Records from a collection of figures
══════════

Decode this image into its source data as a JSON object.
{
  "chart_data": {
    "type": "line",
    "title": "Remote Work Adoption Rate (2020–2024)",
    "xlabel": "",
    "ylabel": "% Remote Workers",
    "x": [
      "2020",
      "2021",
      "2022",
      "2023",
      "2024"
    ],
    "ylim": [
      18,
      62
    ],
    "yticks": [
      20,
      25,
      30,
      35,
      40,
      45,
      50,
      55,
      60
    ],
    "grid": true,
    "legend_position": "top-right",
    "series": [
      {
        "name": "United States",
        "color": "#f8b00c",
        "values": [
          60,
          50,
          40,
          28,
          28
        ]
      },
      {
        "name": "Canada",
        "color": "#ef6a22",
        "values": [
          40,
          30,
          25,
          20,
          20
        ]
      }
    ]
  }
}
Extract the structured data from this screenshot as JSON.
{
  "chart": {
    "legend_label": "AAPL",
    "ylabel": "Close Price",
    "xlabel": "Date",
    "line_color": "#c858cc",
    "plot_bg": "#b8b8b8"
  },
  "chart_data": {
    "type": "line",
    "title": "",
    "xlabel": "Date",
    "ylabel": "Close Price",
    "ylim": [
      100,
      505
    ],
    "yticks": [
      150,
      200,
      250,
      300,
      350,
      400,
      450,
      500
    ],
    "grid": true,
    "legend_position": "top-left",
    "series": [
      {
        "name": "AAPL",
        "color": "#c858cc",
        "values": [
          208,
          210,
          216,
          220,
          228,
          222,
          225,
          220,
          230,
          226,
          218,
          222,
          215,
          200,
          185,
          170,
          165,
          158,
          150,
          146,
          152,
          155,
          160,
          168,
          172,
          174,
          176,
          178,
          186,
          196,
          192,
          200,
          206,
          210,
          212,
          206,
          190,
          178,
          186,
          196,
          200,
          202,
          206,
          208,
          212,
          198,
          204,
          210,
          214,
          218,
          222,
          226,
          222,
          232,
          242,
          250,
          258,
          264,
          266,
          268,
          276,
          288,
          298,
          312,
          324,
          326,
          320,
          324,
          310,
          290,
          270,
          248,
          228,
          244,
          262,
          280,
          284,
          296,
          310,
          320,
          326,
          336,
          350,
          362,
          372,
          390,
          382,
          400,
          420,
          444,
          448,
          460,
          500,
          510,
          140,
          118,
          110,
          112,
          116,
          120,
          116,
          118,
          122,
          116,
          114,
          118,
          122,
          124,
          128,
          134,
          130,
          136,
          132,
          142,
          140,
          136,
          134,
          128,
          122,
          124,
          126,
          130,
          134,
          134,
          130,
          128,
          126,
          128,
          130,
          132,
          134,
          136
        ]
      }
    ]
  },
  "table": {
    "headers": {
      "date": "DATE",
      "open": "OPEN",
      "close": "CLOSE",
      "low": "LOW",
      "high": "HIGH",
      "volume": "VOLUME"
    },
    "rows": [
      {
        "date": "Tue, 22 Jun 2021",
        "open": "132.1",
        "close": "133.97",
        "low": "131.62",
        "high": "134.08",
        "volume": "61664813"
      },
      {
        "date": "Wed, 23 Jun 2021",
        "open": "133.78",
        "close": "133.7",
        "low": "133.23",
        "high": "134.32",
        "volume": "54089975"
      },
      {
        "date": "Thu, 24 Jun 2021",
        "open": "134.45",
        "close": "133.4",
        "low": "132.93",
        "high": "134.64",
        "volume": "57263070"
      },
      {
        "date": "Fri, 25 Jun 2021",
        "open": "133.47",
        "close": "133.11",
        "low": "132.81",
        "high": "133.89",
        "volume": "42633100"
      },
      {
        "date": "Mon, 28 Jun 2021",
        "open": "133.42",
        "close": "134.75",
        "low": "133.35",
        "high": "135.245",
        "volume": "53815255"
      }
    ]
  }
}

══════════

Given request: Repeat every line of the records above exactly.

Exercise response:
Decode this image into its source data as a JSON object.
{
  "chart_data": {
    "type": "line",
    "title": "Remote Work Adoption Rate (2020–2024)",
    "xlabel": "",
    "ylabel": "% Remote Workers",
    "x": [
      "2020",
      "2021",
      "2022",
      "2023",
      "2024"
    ],
    "ylim": [
      18,
      62
    ],
    "yticks": [
      20,
      25,
      30,
      35,
      40,
      45,
      50,
      55,
      60
    ],
    "grid": true,
    "legend_position": "top-right",
    "series": [
      {
        "name": "United States",
        "color": "#f8b00c",
        "values": [
          60,
          50,
          40,
          28,
          28
        ]
      },
      {
        "name": "Canada",
        "color": "#ef6a22",
        "values": [
          40,
          30,
          25,
          20,
          20
        ]
      }
    ]
  }
}
Extract the structured data from this screenshot as JSON.
{
  "chart": {
    "legend_label": "AAPL",
    "ylabel": "Close Price",
    "xlabel": "Date",
    "line_color": "#c858cc",
    "plot_bg": "#b8b8b8"
  },
  "chart_data": {
    "type": "line",
    "title": "",
    "xlabel": "Date",
    "ylabel": "Close Price",
    "ylim": [
      100,
      505
    ],
    "yticks": [
      150,
      200,
      250,
      300,
      350,
      400,
      450,
      500
    ],
    "grid": true,
    "legend_position": "top-left",
    "series": [
      {
        "name": "AAPL",
        "color": "#c858cc",
        "values": [
          208,
          210,
          216,
          220,
          228,
          222,
          225,
          220,
          230,
          226,
          218,
          222,
          215,
          200,
          185,
          170,
          165,
          158,
          150,
          146,
          152,
          155,
          160,
          168,
          172,
          174,
          176,
          178,
          186,
          196,
          192,
          200,
          206,
          210,
          212,
          206,
          190,
          178,
          186,
          196,
          200,
          202,
          206,
          208,
          212,
          198,
          204,
          210,
          214,
          218,
          222,
          226,
          222,
          232,
          242,
          250,
          258,
          264,
          266,
          268,
          276,
          288,
          298,
          312,
          324,
          326,
          320,
          324,
          310,
          290,
          270,
          248,
          228,
          244,
          262,
          280,
          284,
          296,
          310,
          320,
          326,
          336,
          350,
          362,
          372,
          390,
          382,
          400,
          420,
          444,
          448,
          460,
          500,
          510,
          140,
          118,
          110,
          112,
          116,
          120,
          116,
          118,
          122,
          116,
          114,
          118,
          122,
          124,
          128,
          134,
          130,
          136,
          132,
          142,
          140,
          136,
          134,
          128,
          122,
          124,
          126,
          130,
          134,
          134,
          130,
          128,
          126,
          128,
          130,
          132,
          134,
          136
        ]
      }
    ]
  },
  "table": {
    "headers": {
      "date": "DATE",
      "open": "OPEN",
      "close": "CLOSE",
      "low": "LOW",
      "high": "HIGH",
      "volume": "VOLUME"
    },
    "rows": [
      {
        "date": "Tue, 22 Jun 2021",
        "open": "132.1",
        "close": "133.97",
        "low": "131.62",
        "high": "134.08",
        "volume": "61664813"
      },
      {
        "date": "Wed, 23 Jun 2021",
        "open": "133.78",
        "close": "133.7",
        "low": "133.23",
        "high": "134.32",
        "volume": "54089975"
      },
      {
        "date": "Thu, 24 Jun 2021",
        "open": "134.45",
        "close": "133.4",
        "low": "132.93",
        "high": "134.64",
        "volume": "57263070"
      },
      {
        "date": "Fri, 25 Jun 2021",
        "open": "133.47",
        "close": "133.11",
        "low": "132.81",
        "high": "133.89",
        "volume": "42633100"
      },
      {
        "date": "Mon, 28 Jun 2021",
        "open": "133.42",
        "close": "134.75",
        "low": "133.35",
        "high": "135.245",
        "volume": "53815255"
      }
    ]
  }
}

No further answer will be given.